OBJECTIVE
Repeat the material exactly, leaving nothing out.

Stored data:
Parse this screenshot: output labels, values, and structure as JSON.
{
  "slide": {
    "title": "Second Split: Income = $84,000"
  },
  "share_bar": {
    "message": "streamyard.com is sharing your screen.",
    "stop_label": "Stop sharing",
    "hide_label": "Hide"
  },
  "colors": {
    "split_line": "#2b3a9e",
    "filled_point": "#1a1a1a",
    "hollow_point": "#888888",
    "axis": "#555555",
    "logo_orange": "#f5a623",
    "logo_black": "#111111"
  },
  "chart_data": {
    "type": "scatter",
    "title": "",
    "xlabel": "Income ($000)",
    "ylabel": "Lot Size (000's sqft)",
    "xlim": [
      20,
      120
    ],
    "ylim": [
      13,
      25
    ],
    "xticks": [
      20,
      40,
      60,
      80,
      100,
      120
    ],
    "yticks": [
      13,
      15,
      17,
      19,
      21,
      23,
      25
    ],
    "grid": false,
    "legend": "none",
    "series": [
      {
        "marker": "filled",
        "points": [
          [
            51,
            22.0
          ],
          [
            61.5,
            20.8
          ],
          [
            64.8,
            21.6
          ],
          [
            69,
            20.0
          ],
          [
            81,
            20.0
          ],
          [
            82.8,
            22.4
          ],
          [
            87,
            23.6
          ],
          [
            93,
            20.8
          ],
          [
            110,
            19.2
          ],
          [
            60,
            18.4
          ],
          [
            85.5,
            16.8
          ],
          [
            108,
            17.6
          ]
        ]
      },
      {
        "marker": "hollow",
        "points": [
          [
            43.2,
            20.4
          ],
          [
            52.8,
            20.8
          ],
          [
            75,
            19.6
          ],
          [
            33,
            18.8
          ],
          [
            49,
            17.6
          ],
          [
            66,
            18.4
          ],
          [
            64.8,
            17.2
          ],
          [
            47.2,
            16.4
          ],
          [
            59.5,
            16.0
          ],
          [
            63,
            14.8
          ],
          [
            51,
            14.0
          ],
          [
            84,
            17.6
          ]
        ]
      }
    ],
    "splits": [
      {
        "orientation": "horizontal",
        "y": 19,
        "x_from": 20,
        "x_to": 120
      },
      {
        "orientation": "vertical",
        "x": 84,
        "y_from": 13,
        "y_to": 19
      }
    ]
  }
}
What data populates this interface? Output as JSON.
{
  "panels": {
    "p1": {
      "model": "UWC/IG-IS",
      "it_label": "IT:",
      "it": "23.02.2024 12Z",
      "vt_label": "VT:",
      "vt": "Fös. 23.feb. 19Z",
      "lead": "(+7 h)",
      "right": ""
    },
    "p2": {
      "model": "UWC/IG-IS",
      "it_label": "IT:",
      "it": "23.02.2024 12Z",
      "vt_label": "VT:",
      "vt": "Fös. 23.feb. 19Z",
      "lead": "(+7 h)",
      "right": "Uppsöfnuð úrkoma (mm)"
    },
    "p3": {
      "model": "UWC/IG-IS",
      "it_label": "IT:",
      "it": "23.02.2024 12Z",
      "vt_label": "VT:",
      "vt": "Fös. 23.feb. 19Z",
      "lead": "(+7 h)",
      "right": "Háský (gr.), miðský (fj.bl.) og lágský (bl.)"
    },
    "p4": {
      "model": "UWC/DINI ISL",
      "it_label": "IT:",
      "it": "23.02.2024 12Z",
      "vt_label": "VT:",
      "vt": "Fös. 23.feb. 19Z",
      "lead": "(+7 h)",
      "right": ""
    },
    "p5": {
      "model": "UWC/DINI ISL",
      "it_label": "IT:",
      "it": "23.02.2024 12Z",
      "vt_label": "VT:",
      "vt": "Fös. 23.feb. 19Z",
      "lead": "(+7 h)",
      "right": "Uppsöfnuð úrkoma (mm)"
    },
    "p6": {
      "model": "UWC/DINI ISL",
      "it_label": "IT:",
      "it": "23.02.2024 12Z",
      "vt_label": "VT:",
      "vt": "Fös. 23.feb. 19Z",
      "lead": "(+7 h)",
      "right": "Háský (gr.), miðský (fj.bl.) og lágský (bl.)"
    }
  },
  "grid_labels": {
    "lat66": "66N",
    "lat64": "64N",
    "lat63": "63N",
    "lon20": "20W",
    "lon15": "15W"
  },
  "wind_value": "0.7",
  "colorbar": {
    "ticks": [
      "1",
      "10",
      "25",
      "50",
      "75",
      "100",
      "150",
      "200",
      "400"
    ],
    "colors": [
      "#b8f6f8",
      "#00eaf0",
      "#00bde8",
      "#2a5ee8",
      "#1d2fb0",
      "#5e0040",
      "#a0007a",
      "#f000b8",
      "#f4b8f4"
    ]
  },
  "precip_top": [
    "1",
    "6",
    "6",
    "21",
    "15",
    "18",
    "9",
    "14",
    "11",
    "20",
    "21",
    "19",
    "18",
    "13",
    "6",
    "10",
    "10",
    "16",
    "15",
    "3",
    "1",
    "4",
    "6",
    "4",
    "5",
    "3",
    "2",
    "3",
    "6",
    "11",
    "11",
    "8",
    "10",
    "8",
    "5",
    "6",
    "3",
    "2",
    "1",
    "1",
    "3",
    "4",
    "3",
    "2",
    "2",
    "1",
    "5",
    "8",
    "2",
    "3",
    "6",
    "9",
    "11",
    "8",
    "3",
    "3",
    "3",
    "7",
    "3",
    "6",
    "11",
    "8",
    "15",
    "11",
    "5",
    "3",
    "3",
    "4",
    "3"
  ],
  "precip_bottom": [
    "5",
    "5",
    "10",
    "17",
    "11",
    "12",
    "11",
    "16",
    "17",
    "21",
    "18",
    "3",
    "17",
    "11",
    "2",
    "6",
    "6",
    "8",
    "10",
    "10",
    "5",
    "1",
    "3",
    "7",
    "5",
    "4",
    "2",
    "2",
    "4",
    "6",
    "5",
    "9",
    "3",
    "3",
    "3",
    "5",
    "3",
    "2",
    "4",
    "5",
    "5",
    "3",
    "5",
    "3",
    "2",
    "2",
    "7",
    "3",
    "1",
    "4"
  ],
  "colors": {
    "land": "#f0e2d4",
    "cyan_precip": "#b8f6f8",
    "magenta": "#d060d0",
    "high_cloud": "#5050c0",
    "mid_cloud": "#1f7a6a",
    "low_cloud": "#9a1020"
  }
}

FULL RESPONSE
Parse this screenshot: output labels, values, and structure as JSON.
{
  "slide": {
    "title": "Second Split: Income = $84,000"
  },
  "share_bar": {
    "message": "streamyard.com is sharing your screen.",
    "stop_label": "Stop sharing",
    "hide_label": "Hide"
  },
  "colors": {
    "split_line": "#2b3a9e",
    "filled_point": "#1a1a1a",
    "hollow_point": "#888888",
    "axis": "#555555",
    "logo_orange": "#f5a623",
    "logo_black": "#111111"
  },
  "chart_data": {
    "type": "scatter",
    "title": "",
    "xlabel": "Income ($000)",
    "ylabel": "Lot Size (000's sqft)",
    "xlim": [
      20,
      120
    ],
    "ylim": [
      13,
      25
    ],
    "xticks": [
      20,
      40,
      60,
      80,
      100,
      120
    ],
    "yticks": [
      13,
      15,
      17,
      19,
      21,
      23,
      25
    ],
    "grid": false,
    "legend": "none",
    "series": [
      {
        "marker": "filled",
        "points": [
          [
            51,
            22.0
          ],
          [
            61.5,
            20.8
          ],
          [
            64.8,
            21.6
          ],
          [
            69,
            20.0
          ],
          [
            81,
            20.0
          ],
          [
            82.8,
            22.4
          ],
          [
            87,
            23.6
          ],
          [
            93,
            20.8
          ],
          [
            110,
            19.2
          ],
          [
            60,
            18.4
          ],
          [
            85.5,
            16.8
          ],
          [
            108,
            17.6
          ]
        ]
      },
      {
        "marker": "hollow",
        "points": [
          [
            43.2,
            20.4
          ],
          [
            52.8,
            20.8
          ],
          [
            75,
            19.6
          ],
          [
            33,
            18.8
          ],
          [
            49,
            17.6
          ],
          [
            66,
            18.4
          ],
          [
            64.8,
            17.2
          ],
          [
            47.2,
            16.4
          ],
          [
            59.5,
            16.0
          ],
          [
            63,
            14.8
          ],
          [
            51,
            14.0
          ],
          [
            84,
            17.6
          ]
        ]
      }
    ],
    "splits": [
      {
        "orientation": "horizontal",
        "y": 19,
        "x_from": 20,
        "x_to": 120
      },
      {
        "orientation": "vertical",
        "x": 84,
        "y_from": 13,
        "y_to": 19
      }
    ]
  }
}
What data populates this interface? Output as JSON.
{
  "panels": {
    "p1": {
      "model": "UWC/IG-IS",
      "it_label": "IT:",
      "it": "23.02.2024 12Z",
      "vt_label": "VT:",
      "vt": "Fös. 23.feb. 19Z",
      "lead": "(+7 h)",
      "right": ""
    },
    "p2": {
      "model": "UWC/IG-IS",
      "it_label": "IT:",
      "it": "23.02.2024 12Z",
      "vt_label": "VT:",
      "vt": "Fös. 23.feb. 19Z",
      "lead": "(+7 h)",
      "right": "Uppsöfnuð úrkoma (mm)"
    },
    "p3": {
      "model": "UWC/IG-IS",
      "it_label": "IT:",
      "it": "23.02.2024 12Z",
      "vt_label": "VT:",
      "vt": "Fös. 23.feb. 19Z",
      "lead": "(+7 h)",
      "right": "Háský (gr.), miðský (fj.bl.) og lágský (bl.)"
    },
    "p4": {
      "model": "UWC/DINI ISL",
      "it_label": "IT:",
      "it": "23.02.2024 12Z",
      "vt_label": "VT:",
      "vt": "Fös. 23.feb. 19Z",
      "lead": "(+7 h)",
      "right": ""
    },
    "p5": {
      "model": "UWC/DINI ISL",
      "it_label": "IT:",
      "it": "23.02.2024 12Z",
      "vt_label": "VT:",
      "vt": "Fös. 23.feb. 19Z",
      "lead": "(+7 h)",
      "right": "Uppsöfnuð úrkoma (mm)"
    },
    "p6": {
      "model": "UWC/DINI ISL",
      "it_label": "IT:",
      "it": "23.02.2024 12Z",
      "vt_label": "VT:",
      "vt": "Fös. 23.feb. 19Z",
      "lead": "(+7 h)",
      "right": "Háský (gr.), miðský (fj.bl.) og lágský (bl.)"
    }
  },
  "grid_labels": {
    "lat66": "66N",
    "lat64": "64N",
    "lat63": "63N",
    "lon20": "20W",
    "lon15": "15W"
  },
  "wind_value": "0.7",
  "colorbar": {
    "ticks": [
      "1",
      "10",
      "25",
      "50",
      "75",
      "100",
      "150",
      "200",
      "400"
    ],
    "colors": [
      "#b8f6f8",
      "#00eaf0",
      "#00bde8",
      "#2a5ee8",
      "#1d2fb0",
      "#5e0040",
      "#a0007a",
      "#f000b8",
      "#f4b8f4"
    ]
  },
  "precip_top": [
    "1",
    "6",
    "6",
    "21",
    "15",
    "18",
    "9",
    "14",
    "11",
    "20",
    "21",
    "19",
    "18",
    "13",
    "6",
    "10",
    "10",
    "16",
    "15",
    "3",
    "1",
    "4",
    "6",
    "4",
    "5",
    "3",
    "2",
    "3",
    "6",
    "11",
    "11",
    "8",
    "10",
    "8",
    "5",
    "6",
    "3",
    "2",
    "1",
    "1",
    "3",
    "4",
    "3",
    "2",
    "2",
    "1",
    "5",
    "8",
    "2",
    "3",
    "6",
    "9",
    "11",
    "8",
    "3",
    "3",
    "3",
    "7",
    "3",
    "6",
    "11",
    "8",
    "15",
    "11",
    "5",
    "3",
    "3",
    "4",
    "3"
  ],
  "precip_bottom": [
    "5",
    "5",
    "10",
    "17",
    "11",
    "12",
    "11",
    "16",
    "17",
    "21",
    "18",
    "3",
    "17",
    "11",
    "2",
    "6",
    "6",
    "8",
    "10",
    "10",
    "5",
    "1",
    "3",
    "7",
    "5",
    "4",
    "2",
    "2",
    "4",
    "6",
    "5",
    "9",
    "3",
    "3",
    "3",
    "5",
    "3",
    "2",
    "4",
    "5",
    "5",
    "3",
    "5",
    "3",
    "2",
    "2",
    "7",
    "3",
    "1",
    "4"
  ],
  "colors": {
    "land": "#f0e2d4",
    "cyan_precip": "#b8f6f8",
    "magenta": "#d060d0",
    "high_cloud": "#5050c0",
    "mid_cloud": "#1f7a6a",
    "low_cloud": "#9a1020"
  }
}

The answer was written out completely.